Records for this exercise:

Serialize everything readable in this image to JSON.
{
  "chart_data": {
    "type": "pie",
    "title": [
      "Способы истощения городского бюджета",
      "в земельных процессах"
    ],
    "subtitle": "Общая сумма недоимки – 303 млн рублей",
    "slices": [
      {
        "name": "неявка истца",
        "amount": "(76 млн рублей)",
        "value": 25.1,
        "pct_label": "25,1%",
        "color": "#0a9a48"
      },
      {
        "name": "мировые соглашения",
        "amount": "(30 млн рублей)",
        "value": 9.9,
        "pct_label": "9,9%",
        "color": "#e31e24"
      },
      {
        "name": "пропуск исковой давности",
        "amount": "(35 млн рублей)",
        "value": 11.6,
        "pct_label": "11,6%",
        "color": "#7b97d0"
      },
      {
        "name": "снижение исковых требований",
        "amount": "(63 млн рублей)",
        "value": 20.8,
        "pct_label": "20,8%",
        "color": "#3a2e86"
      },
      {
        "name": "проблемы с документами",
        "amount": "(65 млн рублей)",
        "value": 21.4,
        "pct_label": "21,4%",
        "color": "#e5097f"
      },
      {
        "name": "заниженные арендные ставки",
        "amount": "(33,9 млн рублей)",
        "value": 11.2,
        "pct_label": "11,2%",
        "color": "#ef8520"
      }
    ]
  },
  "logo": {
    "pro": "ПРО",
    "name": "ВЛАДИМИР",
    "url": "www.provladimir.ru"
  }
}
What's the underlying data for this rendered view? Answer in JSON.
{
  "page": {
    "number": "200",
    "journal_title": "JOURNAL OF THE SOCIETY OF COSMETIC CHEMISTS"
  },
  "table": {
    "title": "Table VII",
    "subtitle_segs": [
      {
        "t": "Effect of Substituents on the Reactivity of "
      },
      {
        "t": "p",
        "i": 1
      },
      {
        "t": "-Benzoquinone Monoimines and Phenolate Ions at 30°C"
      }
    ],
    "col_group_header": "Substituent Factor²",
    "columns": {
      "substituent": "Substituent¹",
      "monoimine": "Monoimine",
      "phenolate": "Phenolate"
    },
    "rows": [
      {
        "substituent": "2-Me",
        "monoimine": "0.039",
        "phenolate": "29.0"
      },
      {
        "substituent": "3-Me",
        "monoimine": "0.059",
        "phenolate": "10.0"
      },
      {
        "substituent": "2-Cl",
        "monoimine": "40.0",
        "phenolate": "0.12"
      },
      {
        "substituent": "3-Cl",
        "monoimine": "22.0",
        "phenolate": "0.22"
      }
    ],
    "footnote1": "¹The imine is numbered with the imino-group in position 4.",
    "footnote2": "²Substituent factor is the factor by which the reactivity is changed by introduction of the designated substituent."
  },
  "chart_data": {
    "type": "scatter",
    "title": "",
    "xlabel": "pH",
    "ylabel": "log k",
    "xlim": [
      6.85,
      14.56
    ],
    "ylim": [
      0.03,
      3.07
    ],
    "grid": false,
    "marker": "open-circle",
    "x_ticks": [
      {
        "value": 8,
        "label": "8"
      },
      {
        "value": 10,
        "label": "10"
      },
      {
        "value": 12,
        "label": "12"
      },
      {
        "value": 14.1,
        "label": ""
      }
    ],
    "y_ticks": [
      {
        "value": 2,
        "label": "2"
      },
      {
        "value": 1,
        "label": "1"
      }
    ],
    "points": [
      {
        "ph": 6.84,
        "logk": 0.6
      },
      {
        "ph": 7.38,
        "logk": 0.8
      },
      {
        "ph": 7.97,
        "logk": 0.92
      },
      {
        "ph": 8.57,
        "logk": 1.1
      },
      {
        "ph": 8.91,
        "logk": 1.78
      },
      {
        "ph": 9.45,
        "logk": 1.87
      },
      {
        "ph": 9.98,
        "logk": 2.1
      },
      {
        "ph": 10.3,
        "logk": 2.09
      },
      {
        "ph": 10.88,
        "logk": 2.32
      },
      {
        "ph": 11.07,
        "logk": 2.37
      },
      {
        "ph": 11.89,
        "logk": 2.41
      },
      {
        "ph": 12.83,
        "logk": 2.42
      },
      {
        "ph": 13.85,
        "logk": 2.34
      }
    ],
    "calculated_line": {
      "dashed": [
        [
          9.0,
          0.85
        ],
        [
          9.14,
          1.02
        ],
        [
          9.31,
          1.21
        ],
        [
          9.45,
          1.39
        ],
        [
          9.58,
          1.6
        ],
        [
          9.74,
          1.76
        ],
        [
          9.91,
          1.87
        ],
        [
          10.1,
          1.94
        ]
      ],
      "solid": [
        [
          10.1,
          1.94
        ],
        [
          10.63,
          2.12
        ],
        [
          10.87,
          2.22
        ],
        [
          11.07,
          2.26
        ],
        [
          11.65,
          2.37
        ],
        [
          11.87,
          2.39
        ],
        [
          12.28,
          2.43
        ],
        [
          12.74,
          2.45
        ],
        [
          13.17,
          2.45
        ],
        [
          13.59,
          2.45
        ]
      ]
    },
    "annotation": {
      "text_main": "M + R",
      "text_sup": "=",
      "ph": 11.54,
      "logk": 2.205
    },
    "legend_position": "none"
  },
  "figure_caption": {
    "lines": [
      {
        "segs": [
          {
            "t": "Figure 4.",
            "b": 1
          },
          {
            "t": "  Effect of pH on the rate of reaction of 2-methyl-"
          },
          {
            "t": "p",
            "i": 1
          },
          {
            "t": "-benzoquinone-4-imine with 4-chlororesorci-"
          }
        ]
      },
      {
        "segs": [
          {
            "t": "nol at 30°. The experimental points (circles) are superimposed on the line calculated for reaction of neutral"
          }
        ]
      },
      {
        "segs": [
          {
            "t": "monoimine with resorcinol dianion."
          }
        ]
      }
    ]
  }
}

What you should do:
Output every line above without altering anything.

Answer to this task:
Serialize everything readable in this image to JSON.
{
  "chart_data": {
    "type": "pie",
    "title": [
      "Способы истощения городского бюджета",
      "в земельных процессах"
    ],
    "subtitle": "Общая сумма недоимки – 303 млн рублей",
    "slices": [
      {
        "name": "неявка истца",
        "amount": "(76 млн рублей)",
        "value": 25.1,
        "pct_label": "25,1%",
        "color": "#0a9a48"
      },
      {
        "name": "мировые соглашения",
        "amount": "(30 млн рублей)",
        "value": 9.9,
        "pct_label": "9,9%",
        "color": "#e31e24"
      },
      {
        "name": "пропуск исковой давности",
        "amount": "(35 млн рублей)",
        "value": 11.6,
        "pct_label": "11,6%",
        "color": "#7b97d0"
      },
      {
        "name": "снижение исковых требований",
        "amount": "(63 млн рублей)",
        "value": 20.8,
        "pct_label": "20,8%",
        "color": "#3a2e86"
      },
      {
        "name": "проблемы с документами",
        "amount": "(65 млн рублей)",
        "value": 21.4,
        "pct_label": "21,4%",
        "color": "#e5097f"
      },
      {
        "name": "заниженные арендные ставки",
        "amount": "(33,9 млн рублей)",
        "value": 11.2,
        "pct_label": "11,2%",
        "color": "#ef8520"
      }
    ]
  },
  "logo": {
    "pro": "ПРО",
    "name": "ВЛАДИМИР",
    "url": "www.provladimir.ru"
  }
}
What's the underlying data for this rendered view? Answer in JSON.
{
  "page": {
    "number": "200",
    "journal_title": "JOURNAL OF THE SOCIETY OF COSMETIC CHEMISTS"
  },
  "table": {
    "title": "Table VII",
    "subtitle_segs": [
      {
        "t": "Effect of Substituents on the Reactivity of "
      },
      {
        "t": "p",
        "i": 1
      },
      {
        "t": "-Benzoquinone Monoimines and Phenolate Ions at 30°C"
      }
    ],
    "col_group_header": "Substituent Factor²",
    "columns": {
      "substituent": "Substituent¹",
      "monoimine": "Monoimine",
      "phenolate": "Phenolate"
    },
    "rows": [
      {
        "substituent": "2-Me",
        "monoimine": "0.039",
        "phenolate": "29.0"
      },
      {
        "substituent": "3-Me",
        "monoimine": "0.059",
        "phenolate": "10.0"
      },
      {
        "substituent": "2-Cl",
        "monoimine": "40.0",
        "phenolate": "0.12"
      },
      {
        "substituent": "3-Cl",
        "monoimine": "22.0",
        "phenolate": "0.22"
      }
    ],
    "footnote1": "¹The imine is numbered with the imino-group in position 4.",
    "footnote2": "²Substituent factor is the factor by which the reactivity is changed by introduction of the designated substituent."
  },
  "chart_data": {
    "type": "scatter",
    "title": "",
    "xlabel": "pH",
    "ylabel": "log k",
    "xlim": [
      6.85,
      14.56
    ],
    "ylim": [
      0.03,
      3.07
    ],
    "grid": false,
    "marker": "open-circle",
    "x_ticks": [
      {
        "value": 8,
        "label": "8"
      },
      {
        "value": 10,
        "label": "10"
      },
      {
        "value": 12,
        "label": "12"
      },
      {
        "value": 14.1,
        "label": ""
      }
    ],
    "y_ticks": [
      {
        "value": 2,
        "label": "2"
      },
      {
        "value": 1,
        "label": "1"
      }
    ],
    "points": [
      {
        "ph": 6.84,
        "logk": 0.6
      },
      {
        "ph": 7.38,
        "logk": 0.8
      },
      {
        "ph": 7.97,
        "logk": 0.92
      },
      {
        "ph": 8.57,
        "logk": 1.1
      },
      {
        "ph": 8.91,
        "logk": 1.78
      },
      {
        "ph": 9.45,
        "logk": 1.87
      },
      {
        "ph": 9.98,
        "logk": 2.1
      },
      {
        "ph": 10.3,
        "logk": 2.09
      },
      {
        "ph": 10.88,
        "logk": 2.32
      },
      {
        "ph": 11.07,
        "logk": 2.37
      },
      {
        "ph": 11.89,
        "logk": 2.41
      },
      {
        "ph": 12.83,
        "logk": 2.42
      },
      {
        "ph": 13.85,
        "logk": 2.34
      }
    ],
    "calculated_line": {
      "dashed": [
        [
          9.0,
          0.85
        ],
        [
          9.14,
          1.02
        ],
        [
          9.31,
          1.21
        ],
        [
          9.45,
          1.39
        ],
        [
          9.58,
          1.6
        ],
        [
          9.74,
          1.76
        ],
        [
          9.91,
          1.87
        ],
        [
          10.1,
          1.94
        ]
      ],
      "solid": [
        [
          10.1,
          1.94
        ],
        [
          10.63,
          2.12
        ],
        [
          10.87,
          2.22
        ],
        [
          11.07,
          2.26
        ],
        [
          11.65,
          2.37
        ],
        [
          11.87,
          2.39
        ],
        [
          12.28,
          2.43
        ],
        [
          12.74,
          2.45
        ],
        [
          13.17,
          2.45
        ],
        [
          13.59,
          2.45
        ]
      ]
    },
    "annotation": {
      "text_main": "M + R",
      "text_sup": "=",
      "ph": 11.54,
      "logk": 2.205
    },
    "legend_position": "none"
  },
  "figure_caption": {
    "lines": [
      {
        "segs": [
          {
            "t": "Figure 4.",
            "b": 1
          },
          {
            "t": "  Effect of pH on the rate of reaction of 2-methyl-"
          },
          {
            "t": "p",
            "i": 1
          },
          {
            "t": "-benzoquinone-4-imine with 4-chlororesorci-"
          }
        ]
      },
      {
        "segs": [
          {
            "t": "nol at 30°. The experimental points (circles) are superimposed on the line calculated for reaction of neutral"
          }
        ]
      },
      {
        "segs": [
          {
            "t": "monoimine with resorcinol dianion."
          }
        ]
      }
    ]
  }
}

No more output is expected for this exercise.